### Stated problem
Copy out exactly each line from the line with "Output the text content of this document." through the last line of the material below.
►
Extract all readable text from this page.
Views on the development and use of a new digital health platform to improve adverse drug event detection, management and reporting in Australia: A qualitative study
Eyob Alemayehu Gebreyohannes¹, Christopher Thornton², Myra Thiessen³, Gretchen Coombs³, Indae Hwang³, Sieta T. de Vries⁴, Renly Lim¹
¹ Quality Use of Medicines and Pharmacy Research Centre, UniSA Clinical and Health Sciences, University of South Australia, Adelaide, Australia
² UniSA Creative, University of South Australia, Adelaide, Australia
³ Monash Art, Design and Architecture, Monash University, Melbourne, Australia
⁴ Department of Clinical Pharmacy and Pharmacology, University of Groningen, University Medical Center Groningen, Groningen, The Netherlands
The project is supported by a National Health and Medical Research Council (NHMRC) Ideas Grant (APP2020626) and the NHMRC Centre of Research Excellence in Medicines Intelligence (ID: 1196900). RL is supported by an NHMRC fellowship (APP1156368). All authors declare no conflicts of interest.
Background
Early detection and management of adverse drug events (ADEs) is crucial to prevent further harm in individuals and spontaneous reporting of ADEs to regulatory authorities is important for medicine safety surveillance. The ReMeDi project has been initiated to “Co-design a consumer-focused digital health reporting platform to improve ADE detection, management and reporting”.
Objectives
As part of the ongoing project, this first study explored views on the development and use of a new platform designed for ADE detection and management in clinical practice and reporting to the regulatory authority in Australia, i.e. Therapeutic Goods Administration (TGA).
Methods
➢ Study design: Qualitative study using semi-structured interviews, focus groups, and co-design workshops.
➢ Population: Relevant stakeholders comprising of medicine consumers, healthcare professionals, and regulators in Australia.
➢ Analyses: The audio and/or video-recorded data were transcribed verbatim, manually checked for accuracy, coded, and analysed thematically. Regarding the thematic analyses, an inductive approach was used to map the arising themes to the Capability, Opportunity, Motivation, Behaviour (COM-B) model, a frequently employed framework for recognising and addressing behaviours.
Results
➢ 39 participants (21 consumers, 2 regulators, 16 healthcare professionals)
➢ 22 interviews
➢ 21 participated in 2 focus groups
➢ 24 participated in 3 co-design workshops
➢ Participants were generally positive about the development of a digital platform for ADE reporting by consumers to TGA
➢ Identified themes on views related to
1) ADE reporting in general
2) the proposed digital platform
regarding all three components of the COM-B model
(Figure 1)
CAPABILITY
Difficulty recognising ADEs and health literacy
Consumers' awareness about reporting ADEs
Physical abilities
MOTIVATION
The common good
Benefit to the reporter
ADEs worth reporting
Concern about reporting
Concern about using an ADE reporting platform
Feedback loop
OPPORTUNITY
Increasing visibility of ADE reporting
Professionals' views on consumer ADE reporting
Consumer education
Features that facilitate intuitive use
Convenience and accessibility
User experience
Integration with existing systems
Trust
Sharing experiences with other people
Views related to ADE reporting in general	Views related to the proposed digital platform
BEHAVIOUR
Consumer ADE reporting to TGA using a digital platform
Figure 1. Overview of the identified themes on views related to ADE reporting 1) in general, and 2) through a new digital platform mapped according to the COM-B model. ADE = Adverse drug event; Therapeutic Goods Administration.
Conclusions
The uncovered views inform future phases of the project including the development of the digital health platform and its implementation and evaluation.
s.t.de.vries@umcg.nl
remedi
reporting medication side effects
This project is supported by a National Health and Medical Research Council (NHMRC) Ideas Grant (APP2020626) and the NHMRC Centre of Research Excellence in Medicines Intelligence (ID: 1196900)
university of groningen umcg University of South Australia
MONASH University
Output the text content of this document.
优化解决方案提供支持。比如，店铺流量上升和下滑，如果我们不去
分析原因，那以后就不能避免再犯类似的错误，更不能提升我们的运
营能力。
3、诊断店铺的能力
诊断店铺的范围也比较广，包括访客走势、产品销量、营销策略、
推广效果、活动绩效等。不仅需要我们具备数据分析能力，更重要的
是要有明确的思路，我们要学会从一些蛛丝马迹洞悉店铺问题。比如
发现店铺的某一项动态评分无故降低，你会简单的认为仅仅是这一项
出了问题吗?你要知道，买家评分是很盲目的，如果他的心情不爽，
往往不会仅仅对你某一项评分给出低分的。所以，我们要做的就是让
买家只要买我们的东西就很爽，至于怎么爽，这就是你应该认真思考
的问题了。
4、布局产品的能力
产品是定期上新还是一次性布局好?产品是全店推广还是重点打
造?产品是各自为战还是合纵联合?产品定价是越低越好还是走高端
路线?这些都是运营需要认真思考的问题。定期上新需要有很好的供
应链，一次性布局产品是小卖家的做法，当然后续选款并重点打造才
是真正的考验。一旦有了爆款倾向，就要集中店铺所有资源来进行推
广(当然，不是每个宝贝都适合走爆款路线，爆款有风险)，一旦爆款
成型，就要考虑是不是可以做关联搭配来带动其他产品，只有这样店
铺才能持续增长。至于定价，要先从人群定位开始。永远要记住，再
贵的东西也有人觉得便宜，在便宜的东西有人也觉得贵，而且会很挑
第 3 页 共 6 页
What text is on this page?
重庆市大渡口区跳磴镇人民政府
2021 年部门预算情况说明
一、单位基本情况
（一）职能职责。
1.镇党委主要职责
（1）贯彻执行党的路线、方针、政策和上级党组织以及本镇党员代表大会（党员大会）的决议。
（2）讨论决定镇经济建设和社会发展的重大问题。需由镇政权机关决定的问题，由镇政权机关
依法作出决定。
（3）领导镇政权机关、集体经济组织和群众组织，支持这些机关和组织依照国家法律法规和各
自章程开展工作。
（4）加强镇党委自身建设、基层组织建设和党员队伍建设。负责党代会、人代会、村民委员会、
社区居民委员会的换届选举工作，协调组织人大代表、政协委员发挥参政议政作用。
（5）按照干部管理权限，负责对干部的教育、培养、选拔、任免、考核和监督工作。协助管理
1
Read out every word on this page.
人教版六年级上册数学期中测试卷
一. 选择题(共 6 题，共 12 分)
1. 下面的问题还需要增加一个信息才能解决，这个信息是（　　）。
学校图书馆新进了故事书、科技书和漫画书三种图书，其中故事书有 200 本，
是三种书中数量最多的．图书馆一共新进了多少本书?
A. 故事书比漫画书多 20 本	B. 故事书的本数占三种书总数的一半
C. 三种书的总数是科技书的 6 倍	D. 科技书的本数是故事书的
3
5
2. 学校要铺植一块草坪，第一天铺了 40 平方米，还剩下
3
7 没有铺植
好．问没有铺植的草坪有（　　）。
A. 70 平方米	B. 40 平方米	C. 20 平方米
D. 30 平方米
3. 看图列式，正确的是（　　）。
◄
### Written response
Output the text content of this document.
优化解决方案提供支持。比如，店铺流量上升和下滑，如果我们不去
分析原因，那以后就不能避免再犯类似的错误，更不能提升我们的运
营能力。
3、诊断店铺的能力
诊断店铺的范围也比较广，包括访客走势、产品销量、营销策略、
推广效果、活动绩效等。不仅需要我们具备数据分析能力，更重要的
是要有明确的思路，我们要学会从一些蛛丝马迹洞悉店铺问题。比如
发现店铺的某一项动态评分无故降低，你会简单的认为仅仅是这一项
出了问题吗?你要知道，买家评分是很盲目的，如果他的心情不爽，
往往不会仅仅对你某一项评分给出低分的。所以，我们要做的就是让
买家只要买我们的东西就很爽，至于怎么爽，这就是你应该认真思考
的问题了。
4、布局产品的能力
产品是定期上新还是一次性布局好?产品是全店推广还是重点打
造?产品是各自为战还是合纵联合?产品定价是越低越好还是走高端
路线?这些都是运营需要认真思考的问题。定期上新需要有很好的供
应链，一次性布局产品是小卖家的做法，当然后续选款并重点打造才
是真正的考验。一旦有了爆款倾向，就要集中店铺所有资源来进行推
广(当然，不是每个宝贝都适合走爆款路线，爆款有风险)，一旦爆款
成型，就要考虑是不是可以做关联搭配来带动其他产品，只有这样店
铺才能持续增长。至于定价，要先从人群定位开始。永远要记住，再
贵的东西也有人觉得便宜，在便宜的东西有人也觉得贵，而且会很挑
第 3 页 共 6 页
What text is on this page?
重庆市大渡口区跳磴镇人民政府
2021 年部门预算情况说明
一、单位基本情况
（一）职能职责。
1.镇党委主要职责
（1）贯彻执行党的路线、方针、政策和上级党组织以及本镇党员代表大会（党员大会）的决议。
（2）讨论决定镇经济建设和社会发展的重大问题。需由镇政权机关决定的问题，由镇政权机关
依法作出决定。
（3）领导镇政权机关、集体经济组织和群众组织，支持这些机关和组织依照国家法律法规和各
自章程开展工作。
（4）加强镇党委自身建设、基层组织建设和党员队伍建设。负责党代会、人代会、村民委员会、
社区居民委员会的换届选举工作，协调组织人大代表、政协委员发挥参政议政作用。
（5）按照干部管理权限，负责对干部的教育、培养、选拔、任免、考核和监督工作。协助管理
1
Read out every word on this page.
人教版六年级上册数学期中测试卷
一. 选择题(共 6 题，共 12 分)
1. 下面的问题还需要增加一个信息才能解决，这个信息是（　　）。
学校图书馆新进了故事书、科技书和漫画书三种图书，其中故事书有 200 本，
是三种书中数量最多的．图书馆一共新进了多少本书?
A. 故事书比漫画书多 20 本	B. 故事书的本数占三种书总数的一半
C. 三种书的总数是科技书的 6 倍	D. 科技书的本数是故事书的
3
5
2. 学校要铺植一块草坪，第一天铺了 40 平方米，还剩下
3
7 没有铺植
好．问没有铺植的草坪有（　　）。
A. 70 平方米	B. 40 平方米	C. 20 平方米
D. 30 平方米
3. 看图列式，正确的是（　　）。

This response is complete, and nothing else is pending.